**TASK INSTRUCTIONS**: Please rewrite the data below as a JSON list of strings, with one string for each line and any blank lines left out.

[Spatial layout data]

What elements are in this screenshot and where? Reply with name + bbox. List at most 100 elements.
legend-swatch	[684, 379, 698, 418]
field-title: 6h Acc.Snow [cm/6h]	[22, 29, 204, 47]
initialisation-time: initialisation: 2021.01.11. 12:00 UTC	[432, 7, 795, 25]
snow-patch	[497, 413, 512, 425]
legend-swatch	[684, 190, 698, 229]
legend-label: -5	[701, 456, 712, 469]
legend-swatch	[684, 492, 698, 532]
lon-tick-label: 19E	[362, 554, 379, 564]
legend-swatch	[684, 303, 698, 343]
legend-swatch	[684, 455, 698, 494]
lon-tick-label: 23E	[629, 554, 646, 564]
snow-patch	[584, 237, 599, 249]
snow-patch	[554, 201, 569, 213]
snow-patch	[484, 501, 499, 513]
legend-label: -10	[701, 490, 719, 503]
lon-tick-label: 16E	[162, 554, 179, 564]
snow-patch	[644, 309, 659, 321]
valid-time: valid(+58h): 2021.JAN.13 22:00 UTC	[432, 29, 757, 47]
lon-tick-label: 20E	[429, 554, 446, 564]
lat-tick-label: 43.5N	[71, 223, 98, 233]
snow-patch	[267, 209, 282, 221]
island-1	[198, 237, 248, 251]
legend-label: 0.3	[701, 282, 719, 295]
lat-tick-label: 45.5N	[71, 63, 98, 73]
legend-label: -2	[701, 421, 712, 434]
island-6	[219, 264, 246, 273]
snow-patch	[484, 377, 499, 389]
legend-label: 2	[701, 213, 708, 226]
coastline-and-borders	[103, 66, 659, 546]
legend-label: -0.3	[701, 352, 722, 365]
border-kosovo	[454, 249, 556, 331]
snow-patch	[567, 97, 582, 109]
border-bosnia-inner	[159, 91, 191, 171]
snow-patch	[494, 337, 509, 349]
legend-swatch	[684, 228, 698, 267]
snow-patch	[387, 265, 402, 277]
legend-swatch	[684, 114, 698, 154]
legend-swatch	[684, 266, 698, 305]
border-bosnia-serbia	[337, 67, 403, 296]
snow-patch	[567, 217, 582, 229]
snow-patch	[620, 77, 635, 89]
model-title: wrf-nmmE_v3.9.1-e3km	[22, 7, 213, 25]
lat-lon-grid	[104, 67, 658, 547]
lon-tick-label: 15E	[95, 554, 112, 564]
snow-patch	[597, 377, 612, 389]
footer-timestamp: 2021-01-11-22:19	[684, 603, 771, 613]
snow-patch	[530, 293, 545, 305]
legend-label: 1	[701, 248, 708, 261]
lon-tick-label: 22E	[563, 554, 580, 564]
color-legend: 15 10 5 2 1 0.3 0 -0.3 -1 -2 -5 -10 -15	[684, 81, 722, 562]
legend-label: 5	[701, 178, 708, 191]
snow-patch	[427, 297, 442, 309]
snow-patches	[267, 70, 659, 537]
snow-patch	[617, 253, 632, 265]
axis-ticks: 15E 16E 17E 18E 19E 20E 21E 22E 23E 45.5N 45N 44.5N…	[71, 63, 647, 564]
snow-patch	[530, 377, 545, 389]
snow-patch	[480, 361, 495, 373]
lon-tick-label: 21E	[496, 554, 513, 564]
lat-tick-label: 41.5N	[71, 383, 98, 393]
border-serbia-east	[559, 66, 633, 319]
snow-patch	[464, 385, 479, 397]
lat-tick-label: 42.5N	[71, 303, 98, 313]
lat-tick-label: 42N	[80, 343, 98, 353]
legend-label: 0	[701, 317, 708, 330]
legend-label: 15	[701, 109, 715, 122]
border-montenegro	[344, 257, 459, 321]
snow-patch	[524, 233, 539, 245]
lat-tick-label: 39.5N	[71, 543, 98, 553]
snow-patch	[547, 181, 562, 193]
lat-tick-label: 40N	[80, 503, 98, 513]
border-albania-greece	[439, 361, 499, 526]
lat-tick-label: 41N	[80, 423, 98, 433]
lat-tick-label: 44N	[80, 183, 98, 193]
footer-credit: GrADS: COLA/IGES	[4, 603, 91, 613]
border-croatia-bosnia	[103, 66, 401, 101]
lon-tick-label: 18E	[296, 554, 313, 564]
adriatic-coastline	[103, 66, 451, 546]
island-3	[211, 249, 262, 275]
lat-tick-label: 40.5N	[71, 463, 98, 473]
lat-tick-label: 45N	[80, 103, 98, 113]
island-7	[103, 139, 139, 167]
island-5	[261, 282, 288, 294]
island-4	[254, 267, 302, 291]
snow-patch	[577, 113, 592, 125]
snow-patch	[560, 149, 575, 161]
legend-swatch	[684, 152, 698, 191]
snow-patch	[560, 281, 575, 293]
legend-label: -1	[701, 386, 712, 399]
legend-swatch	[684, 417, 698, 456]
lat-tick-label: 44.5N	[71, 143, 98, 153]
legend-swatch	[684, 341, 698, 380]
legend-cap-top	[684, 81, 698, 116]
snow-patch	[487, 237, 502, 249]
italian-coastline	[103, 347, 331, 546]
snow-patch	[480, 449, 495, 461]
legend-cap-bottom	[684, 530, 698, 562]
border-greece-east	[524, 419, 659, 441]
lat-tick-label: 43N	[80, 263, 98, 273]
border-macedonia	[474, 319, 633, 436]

**EXERCISE RESPONSE**:
[
  "What elements are in this screenshot and where? Reply with name + bbox. List at most 100 elements.",
  "legend-swatch\t[684, 379, 698, 418]",
  "field-title: 6h Acc.Snow [cm/6h]\t[22, 29, 204, 47]",
  "initialisation-time: initialisation: 2021.01.11. 12:00 UTC\t[432, 7, 795, 25]",
  "snow-patch\t[497, 413, 512, 425]",
  "legend-swatch\t[684, 190, 698, 229]",
  "legend-label: -5\t[701, 456, 712, 469]",
  "legend-swatch\t[684, 492, 698, 532]",
  "lon-tick-label: 19E\t[362, 554, 379, 564]",
  "legend-swatch\t[684, 303, 698, 343]",
  "legend-swatch\t[684, 455, 698, 494]",
  "lon-tick-label: 23E\t[629, 554, 646, 564]",
  "snow-patch\t[584, 237, 599, 249]",
  "snow-patch\t[554, 201, 569, 213]",
  "snow-patch\t[484, 501, 499, 513]",
  "legend-label: -10\t[701, 490, 719, 503]",
  "lon-tick-label: 16E\t[162, 554, 179, 564]",
  "snow-patch\t[644, 309, 659, 321]",
  "valid-time: valid(+58h): 2021.JAN.13 22:00 UTC\t[432, 29, 757, 47]",
  "lon-tick-label: 20E\t[429, 554, 446, 564]",
  "lat-tick-label: 43.5N\t[71, 223, 98, 233]",
  "snow-patch\t[267, 209, 282, 221]",
  "island-1\t[198, 237, 248, 251]",
  "legend-label: 0.3\t[701, 282, 719, 295]",
  "lat-tick-label: 45.5N\t[71, 63, 98, 73]",
  "legend-label: -2\t[701, 421, 712, 434]",
  "island-6\t[219, 264, 246, 273]",
  "snow-patch\t[484, 377, 499, 389]",
  "legend-label: 2\t[701, 213, 708, 226]",
  "coastline-and-borders\t[103, 66, 659, 546]",
  "legend-label: -0.3\t[701, 352, 722, 365]",
  "border-kosovo\t[454, 249, 556, 331]",
  "snow-patch\t[567, 97, 582, 109]",
  "border-bosnia-inner\t[159, 91, 191, 171]",
  "snow-patch\t[494, 337, 509, 349]",
  "legend-swatch\t[684, 228, 698, 267]",
  "snow-patch\t[387, 265, 402, 277]",
  "legend-swatch\t[684, 114, 698, 154]",
  "legend-swatch\t[684, 266, 698, 305]",
  "border-bosnia-serbia\t[337, 67, 403, 296]",
  "snow-patch\t[567, 217, 582, 229]",
  "snow-patch\t[620, 77, 635, 89]",
  "model-title: wrf-nmmE_v3.9.1-e3km\t[22, 7, 213, 25]",
  "lat-lon-grid\t[104, 67, 658, 547]",
  "lon-tick-label: 15E\t[95, 554, 112, 564]",
  "snow-patch\t[597, 377, 612, 389]",
  "footer-timestamp: 2021-01-11-22:19\t[684, 603, 771, 613]",
  "snow-patch\t[530, 293, 545, 305]",
  "legend-label: 1\t[701, 248, 708, 261]",
  "lon-tick-label: 22E\t[563, 554, 580, 564]",
  "color-legend: 15 10 5 2 1 0.3 0 -0.3 -1 -2 -5 -10 -15\t[684, 81, 722, 562]",
  "legend-label: 5\t[701, 178, 708, 191]",
  "snow-patch\t[427, 297, 442, 309]",
  "snow-patches\t[267, 70, 659, 537]",
  "snow-patch\t[617, 253, 632, 265]",
  "axis-ticks: 15E 16E 17E 18E 19E 20E 21E 22E 23E 45.5N 45N 44.5N…\t[71, 63, 647, 564]",
  "snow-patch\t[530, 377, 545, 389]",
  "snow-patch\t[480, 361, 495, 373]",
  "lon-tick-label: 21E\t[496, 554, 513, 564]",
  "lat-tick-label: 41.5N\t[71, 383, 98, 393]",
  "border-serbia-east\t[559, 66, 633, 319]",
  "snow-patch\t[464, 385, 479, 397]",
  "lat-tick-label: 42.5N\t[71, 303, 98, 313]",
  "lat-tick-label: 42N\t[80, 343, 98, 353]",
  "legend-label: 0\t[701, 317, 708, 330]",
  "legend-label: 15\t[701, 109, 715, 122]",
  "border-montenegro\t[344, 257, 459, 321]",
  "snow-patch\t[524, 233, 539, 245]",
  "lat-tick-label: 39.5N\t[71, 543, 98, 553]",
  "snow-patch\t[547, 181, 562, 193]",
  "lat-tick-label: 40N\t[80, 503, 98, 513]",
  "border-albania-greece\t[439, 361, 499, 526]",
  "lat-tick-label: 41N\t[80, 423, 98, 433]",
  "lat-tick-label: 44N\t[80, 183, 98, 193]",
  "footer-credit: GrADS: COLA/IGES\t[4, 603, 91, 613]",
  "border-croatia-bosnia\t[103, 66, 401, 101]",
  "lon-tick-label: 18E\t[296, 554, 313, 564]",
  "adriatic-coastline\t[103, 66, 451, 546]",
  "island-3\t[211, 249, 262, 275]",
  "lat-tick-label: 40.5N\t[71, 463, 98, 473]",
  "lat-tick-label: 45N\t[80, 103, 98, 113]",
  "island-7\t[103, 139, 139, 167]",
  "island-5\t[261, 282, 288, 294]",
  "island-4\t[254, 267, 302, 291]",
  "snow-patch\t[577, 113, 592, 125]",
  "snow-patch\t[560, 149, 575, 161]",
  "legend-swatch\t[684, 152, 698, 191]",
  "snow-patch\t[560, 281, 575, 293]",
  "legend-label: -1\t[701, 386, 712, 399]",
  "legend-swatch\t[684, 417, 698, 456]",
  "lat-tick-label: 44.5N\t[71, 143, 98, 153]",
  "legend-swatch\t[684, 341, 698, 380]",
  "legend-cap-top\t[684, 81, 698, 116]",
  "snow-patch\t[487, 237, 502, 249]",
  "italian-coastline\t[103, 347, 331, 546]",
  "snow-patch\t[480, 449, 495, 461]",
  "legend-cap-bottom\t[684, 530, 698, 562]",
  "border-greece-east\t[524, 419, 659, 441]",
  "lat-tick-label: 43N\t[80, 263, 98, 273]",
  "border-macedonia\t[474, 319, 633, 436]"
]